ЗАДАНИЕ = Определите, соответствуют ли интервью с Игорем Волковым утверждения (а) «Впервые Волков начал преподавать на курсе Юры Томошевского и ушел оттуда через три месяца», (б) «Все 28 человек, пришедших на вечерний курс, выпускаются» и (в) «Из первого выпуска Волкова в театрах работают восемь человек». Ответьте «да» или «нет» и приведите точную цитату из интервью, которая это подтверждает.

ТЕКСТ =
Театральная школа
Игорь Волков:
«Игра — слово ругательное»
Интервью с народным артистом России, театральным педагогом Игорем Волковым
Самой большой неожиданностью для меня на прошедшем в июне Фестивале дипломных спектаклей театральных вузов и отделений «АПАРТ» стал курс Игоря Волкова — замечательного актера Александринского театра, народного артиста России.
«Женитьба Бальзаминова» и «Валентин и Валентина», родившиеся, казалось бы, не в самом заметном в смысле театральной педагогики месте — в Балтийском институте экономики, политики и права, поразили собранностью и мастеровитостью актерских работ, чем ныне не всякая театральная школа может похвастаться. Столь яркое впечатление и стало поводом для нашего разговора с Игорем Волковым, с которым и без повода, честное слово, всегда приятно встречаться.
— Игорь! У меня такой вопрос: что тебя толкает в педагогику — вполне востребованного актера, с репертуаром, со съемками и т. д. Я понимаю, когда в педагогику идут артисты, у которых есть свободное время, но ты же — актер занятый, первоклассный!
— Не хочу говорить банальных слов, типа — поделиться опытом… Я начинал преподавать давно, первый раз меня позвал Юра Томошевский на свой курс лет 20 назад, но через три месяца я оттуда убежал, потому что мне не хватало терпения: почему они чего-то не делают, почему они такие неподготовленные и прочее. Только потом я понял, что педагогика — прежде всего терпение и умение радоваться чужому успеху в мелочах. В какой-то момент эта внутренняя потребность у меня созрела.
Получилось же все случайно, сам я никаких усилий к этому не прилагал. Наш режиссер Света Миляева позвала меня преподавать на своем курсе в БИИЯМСе, потом так сложились обстоятельства, что Света должна была уйти, и мне предложили довести курс до конца в качестве мастера. Это был первый выпуск, неплохой, кстати: шесть из десяти выпускников работают в разных театрах.
— Тебе самому как артисту это что-то дает?
— Как артисту и как человеку. Идет обмен энергетикой — от молодых заряжаешься. Привлекает и творческое начало: подбор отрывков, репертуара — то, что находится за пределами собственно актерской профессии. Обычно мы зависимы от того, какую роль дадут, кто даст. А тут надо найти отрывок, подобрать к индивидуальности, с кем-то связать — и ты в постоянном поиске, в постоянном чтении. Я по характеру творческий трудоголик, мне чем больше — тем лучше, все время надо быть занятым. И потом, человеческие отношения: мы с этим курсом продолжаем общаться…
— Курс, который ты показал сейчас, необычный. В актеры берут обычно мальчиков и девочек после школы и делают из них, что хотят. У тебя другая история…
— Да, этот курс вечерний, они в основном уже имеют высшее образование: есть учитель физкультуры Саша Овчаренко, играющий Бальзаминова, закончил Военмех (ни много ни мало!), есть психологи, есть просто электрик, который работает на стройке. Все это люди очень разных профессий. Если бы я не имел опыта советского времени, то не решился бы на такое. Был такой опыт в Щукинском училище — набор вечерников, худруком курса стала Марина Рубеновна Тер-Захарова, которая была и худруком моего курса. Она вела этот вечерний курс и много про него рассказывала. С этого курса вышел, например, Александр Пороховщиков. И когда мне предложили вечерний курс, я понимал, что такое возможно… Но не все выдержали: 28 пришли, а выпускаются 14 — только половина. Я им с самого начала сказал, что драмкружка здесь не будет, самодеятельностью вы можете заниматься в любом доме культуры, а если вы пришли осваивать такую сложную профессию, то надо вкалывать. И те, кто выдержал, стали артистами, пусть с разной степенью одаренности, но все они в профессии понимают.

ЗАПИСИ =
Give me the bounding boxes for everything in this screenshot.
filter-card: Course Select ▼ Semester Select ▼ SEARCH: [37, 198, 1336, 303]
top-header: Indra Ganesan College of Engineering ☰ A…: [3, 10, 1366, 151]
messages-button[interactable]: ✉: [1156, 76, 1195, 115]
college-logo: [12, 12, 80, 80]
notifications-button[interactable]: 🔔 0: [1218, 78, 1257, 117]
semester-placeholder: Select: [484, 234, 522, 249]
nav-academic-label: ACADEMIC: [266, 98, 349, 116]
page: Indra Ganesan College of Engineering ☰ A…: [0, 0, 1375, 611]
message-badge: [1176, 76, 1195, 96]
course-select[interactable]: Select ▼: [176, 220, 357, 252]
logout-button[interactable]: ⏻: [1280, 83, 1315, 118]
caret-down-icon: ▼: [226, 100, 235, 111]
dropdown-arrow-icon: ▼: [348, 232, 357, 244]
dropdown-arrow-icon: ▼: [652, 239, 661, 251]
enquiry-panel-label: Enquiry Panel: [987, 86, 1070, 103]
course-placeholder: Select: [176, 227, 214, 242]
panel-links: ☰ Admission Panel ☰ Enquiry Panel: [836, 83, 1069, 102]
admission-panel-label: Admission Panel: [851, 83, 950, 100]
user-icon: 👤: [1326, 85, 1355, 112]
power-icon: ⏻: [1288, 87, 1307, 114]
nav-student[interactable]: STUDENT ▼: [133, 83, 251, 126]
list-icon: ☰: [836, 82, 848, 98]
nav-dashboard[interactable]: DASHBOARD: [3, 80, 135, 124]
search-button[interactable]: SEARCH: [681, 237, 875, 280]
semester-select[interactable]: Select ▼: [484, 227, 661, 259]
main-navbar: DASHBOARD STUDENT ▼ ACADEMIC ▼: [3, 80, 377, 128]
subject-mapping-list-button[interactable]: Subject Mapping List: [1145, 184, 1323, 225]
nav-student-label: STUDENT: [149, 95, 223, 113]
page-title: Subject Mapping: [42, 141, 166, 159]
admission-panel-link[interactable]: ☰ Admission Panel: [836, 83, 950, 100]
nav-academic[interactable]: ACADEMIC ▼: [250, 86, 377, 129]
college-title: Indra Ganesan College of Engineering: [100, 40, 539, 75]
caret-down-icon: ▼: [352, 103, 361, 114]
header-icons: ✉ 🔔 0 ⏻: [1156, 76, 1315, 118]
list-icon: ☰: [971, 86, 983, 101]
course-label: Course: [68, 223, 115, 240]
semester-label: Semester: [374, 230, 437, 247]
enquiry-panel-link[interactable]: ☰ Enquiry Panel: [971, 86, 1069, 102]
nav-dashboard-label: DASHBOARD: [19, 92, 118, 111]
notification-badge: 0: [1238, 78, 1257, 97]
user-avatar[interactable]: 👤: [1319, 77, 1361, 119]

ОТВЕТ =
(а) Да: «первый раз меня позвал Юра Томошевский на свой курс лет 20 назад, но через три месяца я оттуда убежал».
(б) Нет: «28 пришли, а выпускаются 14 — только половина».
(в) Нет: «шесть из десяти выпускников работают в разных театрах».